Excerpt from a dataset |
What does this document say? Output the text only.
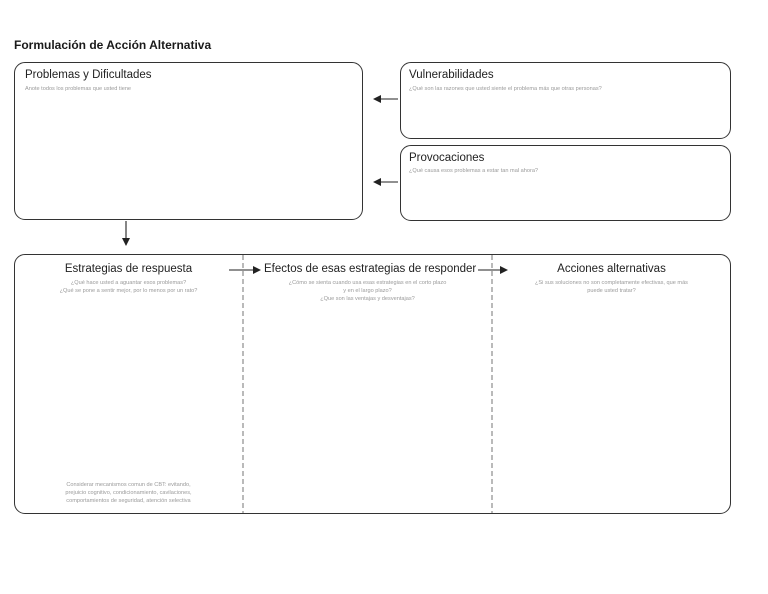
Formulación de Acción Alternativa
Problemas y Dificultades
Anote todos los problemas que usted tiene
Vulnerabilidades
¿Qué son las razones que usted siente el problema más que otras personas?
Provocaciones
¿Qué causa esos problemas a estar tan mal ahora?
Estrategias de respuesta
¿Qué hace usted a aguantar esos problemas?
¿Qué se pone a sentir mejor, por lo menos por un rato?
Considerar mecanismos comun de CBT: evitando,
prejuicio cognitivo, condicionamiento, cavilaciones,
comportamientos de seguridad, atención selectiva
Efectos de esas estrategias de responder
¿Cómo se sienta cuando usa esas estrategias en el corto plazo
y en el largo plazo?
¿Que son las ventajas y desventajas?
Acciones alternativas
¿Si sus soluciones no son completamente efectivas, que más
puede usted tratar?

Task objective | Every record above should be written out again without change, except that the pictures are left out.

Answer to this exercise |
What does this document say? Output the text only.
Formulación de Acción Alternativa
Problemas y Dificultades
Anote todos los problemas que usted tiene
Vulnerabilidades
¿Qué son las razones que usted siente el problema más que otras personas?
Provocaciones
¿Qué causa esos problemas a estar tan mal ahora?
Estrategias de respuesta
¿Qué hace usted a aguantar esos problemas?
¿Qué se pone a sentir mejor, por lo menos por un rato?
Considerar mecanismos comun de CBT: evitando,
prejuicio cognitivo, condicionamiento, cavilaciones,
comportamientos de seguridad, atención selectiva
Efectos de esas estrategias de responder
¿Cómo se sienta cuando usa esas estrategias en el corto plazo
y en el largo plazo?
¿Que son las ventajas y desventajas?
Acciones alternativas
¿Si sus soluciones no son completamente efectivas, que más
puede usted tratar?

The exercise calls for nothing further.